(A block of data)

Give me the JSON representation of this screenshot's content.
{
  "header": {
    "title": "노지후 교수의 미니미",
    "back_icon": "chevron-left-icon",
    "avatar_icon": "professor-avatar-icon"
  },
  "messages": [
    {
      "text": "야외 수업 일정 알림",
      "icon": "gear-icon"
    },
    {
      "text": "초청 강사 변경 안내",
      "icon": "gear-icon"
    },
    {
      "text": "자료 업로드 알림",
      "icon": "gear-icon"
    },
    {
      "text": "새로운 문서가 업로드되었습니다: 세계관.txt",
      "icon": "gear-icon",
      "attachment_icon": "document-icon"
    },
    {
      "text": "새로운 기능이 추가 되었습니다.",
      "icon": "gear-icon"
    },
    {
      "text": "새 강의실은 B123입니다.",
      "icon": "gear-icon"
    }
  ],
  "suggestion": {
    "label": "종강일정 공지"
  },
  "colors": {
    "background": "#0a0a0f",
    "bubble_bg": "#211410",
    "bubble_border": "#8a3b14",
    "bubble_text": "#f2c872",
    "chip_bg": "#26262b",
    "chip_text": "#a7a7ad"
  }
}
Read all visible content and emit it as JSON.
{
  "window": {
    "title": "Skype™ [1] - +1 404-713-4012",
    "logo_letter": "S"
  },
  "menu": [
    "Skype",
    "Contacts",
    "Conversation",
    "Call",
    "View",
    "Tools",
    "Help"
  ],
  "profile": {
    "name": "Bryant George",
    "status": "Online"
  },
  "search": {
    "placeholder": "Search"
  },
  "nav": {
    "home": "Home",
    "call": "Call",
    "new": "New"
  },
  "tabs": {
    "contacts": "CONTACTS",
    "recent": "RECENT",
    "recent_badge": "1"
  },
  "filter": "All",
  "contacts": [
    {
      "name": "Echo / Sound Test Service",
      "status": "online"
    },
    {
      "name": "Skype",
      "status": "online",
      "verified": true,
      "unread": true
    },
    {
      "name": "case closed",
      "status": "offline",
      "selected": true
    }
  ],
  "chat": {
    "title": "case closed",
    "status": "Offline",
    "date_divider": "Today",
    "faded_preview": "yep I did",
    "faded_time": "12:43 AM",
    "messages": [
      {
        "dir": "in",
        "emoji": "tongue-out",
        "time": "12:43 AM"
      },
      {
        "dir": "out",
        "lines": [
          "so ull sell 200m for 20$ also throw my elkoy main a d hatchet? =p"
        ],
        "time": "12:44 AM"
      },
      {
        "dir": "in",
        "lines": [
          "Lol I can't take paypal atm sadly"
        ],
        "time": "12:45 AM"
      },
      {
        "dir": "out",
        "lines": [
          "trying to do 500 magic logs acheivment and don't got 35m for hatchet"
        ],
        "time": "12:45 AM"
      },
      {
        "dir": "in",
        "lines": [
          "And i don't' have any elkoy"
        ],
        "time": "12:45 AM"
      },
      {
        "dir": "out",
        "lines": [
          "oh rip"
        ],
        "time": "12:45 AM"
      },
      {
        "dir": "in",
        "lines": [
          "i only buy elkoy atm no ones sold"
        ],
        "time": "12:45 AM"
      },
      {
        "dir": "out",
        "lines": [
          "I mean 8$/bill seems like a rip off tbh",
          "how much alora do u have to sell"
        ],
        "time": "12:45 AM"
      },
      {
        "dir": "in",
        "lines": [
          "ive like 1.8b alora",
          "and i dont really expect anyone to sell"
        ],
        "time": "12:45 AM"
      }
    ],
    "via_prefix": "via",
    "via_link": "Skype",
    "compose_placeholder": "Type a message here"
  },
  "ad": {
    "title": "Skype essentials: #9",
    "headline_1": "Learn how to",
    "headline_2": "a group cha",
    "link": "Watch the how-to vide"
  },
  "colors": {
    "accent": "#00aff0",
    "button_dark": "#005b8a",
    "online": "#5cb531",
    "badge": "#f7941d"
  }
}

EXERCISE BRIEF:
Retype the records in full. Keep every line identical to the original.

CORRECT ANSWER:
Give me the JSON representation of this screenshot's content.
{
  "header": {
    "title": "노지후 교수의 미니미",
    "back_icon": "chevron-left-icon",
    "avatar_icon": "professor-avatar-icon"
  },
  "messages": [
    {
      "text": "야외 수업 일정 알림",
      "icon": "gear-icon"
    },
    {
      "text": "초청 강사 변경 안내",
      "icon": "gear-icon"
    },
    {
      "text": "자료 업로드 알림",
      "icon": "gear-icon"
    },
    {
      "text": "새로운 문서가 업로드되었습니다: 세계관.txt",
      "icon": "gear-icon",
      "attachment_icon": "document-icon"
    },
    {
      "text": "새로운 기능이 추가 되었습니다.",
      "icon": "gear-icon"
    },
    {
      "text": "새 강의실은 B123입니다.",
      "icon": "gear-icon"
    }
  ],
  "suggestion": {
    "label": "종강일정 공지"
  },
  "colors": {
    "background": "#0a0a0f",
    "bubble_bg": "#211410",
    "bubble_border": "#8a3b14",
    "bubble_text": "#f2c872",
    "chip_bg": "#26262b",
    "chip_text": "#a7a7ad"
  }
}
Read all visible content and emit it as JSON.
{
  "window": {
    "title": "Skype™ [1] - +1 404-713-4012",
    "logo_letter": "S"
  },
  "menu": [
    "Skype",
    "Contacts",
    "Conversation",
    "Call",
    "View",
    "Tools",
    "Help"
  ],
  "profile": {
    "name": "Bryant George",
    "status": "Online"
  },
  "search": {
    "placeholder": "Search"
  },
  "nav": {
    "home": "Home",
    "call": "Call",
    "new": "New"
  },
  "tabs": {
    "contacts": "CONTACTS",
    "recent": "RECENT",
    "recent_badge": "1"
  },
  "filter": "All",
  "contacts": [
    {
      "name": "Echo / Sound Test Service",
      "status": "online"
    },
    {
      "name": "Skype",
      "status": "online",
      "verified": true,
      "unread": true
    },
    {
      "name": "case closed",
      "status": "offline",
      "selected": true
    }
  ],
  "chat": {
    "title": "case closed",
    "status": "Offline",
    "date_divider": "Today",
    "faded_preview": "yep I did",
    "faded_time": "12:43 AM",
    "messages": [
      {
        "dir": "in",
        "emoji": "tongue-out",
        "time": "12:43 AM"
      },
      {
        "dir": "out",
        "lines": [
          "so ull sell 200m for 20$ also throw my elkoy main a d hatchet? =p"
        ],
        "time": "12:44 AM"
      },
      {
        "dir": "in",
        "lines": [
          "Lol I can't take paypal atm sadly"
        ],
        "time": "12:45 AM"
      },
      {
        "dir": "out",
        "lines": [
          "trying to do 500 magic logs acheivment and don't got 35m for hatchet"
        ],
        "time": "12:45 AM"
      },
      {
        "dir": "in",
        "lines": [
          "And i don't' have any elkoy"
        ],
        "time": "12:45 AM"
      },
      {
        "dir": "out",
        "lines": [
          "oh rip"
        ],
        "time": "12:45 AM"
      },
      {
        "dir": "in",
        "lines": [
          "i only buy elkoy atm no ones sold"
        ],
        "time": "12:45 AM"
      },
      {
        "dir": "out",
        "lines": [
          "I mean 8$/bill seems like a rip off tbh",
          "how much alora do u have to sell"
        ],
        "time": "12:45 AM"
      },
      {
        "dir": "in",
        "lines": [
          "ive like 1.8b alora",
          "and i dont really expect anyone to sell"
        ],
        "time": "12:45 AM"
      }
    ],
    "via_prefix": "via",
    "via_link": "Skype",
    "compose_placeholder": "Type a message here"
  },
  "ad": {
    "title": "Skype essentials: #9",
    "headline_1": "Learn how to",
    "headline_2": "a group cha",
    "link": "Watch the how-to vide"
  },
  "colors": {
    "accent": "#00aff0",
    "button_dark": "#005b8a",
    "online": "#5cb531",
    "badge": "#f7941d"
  }
}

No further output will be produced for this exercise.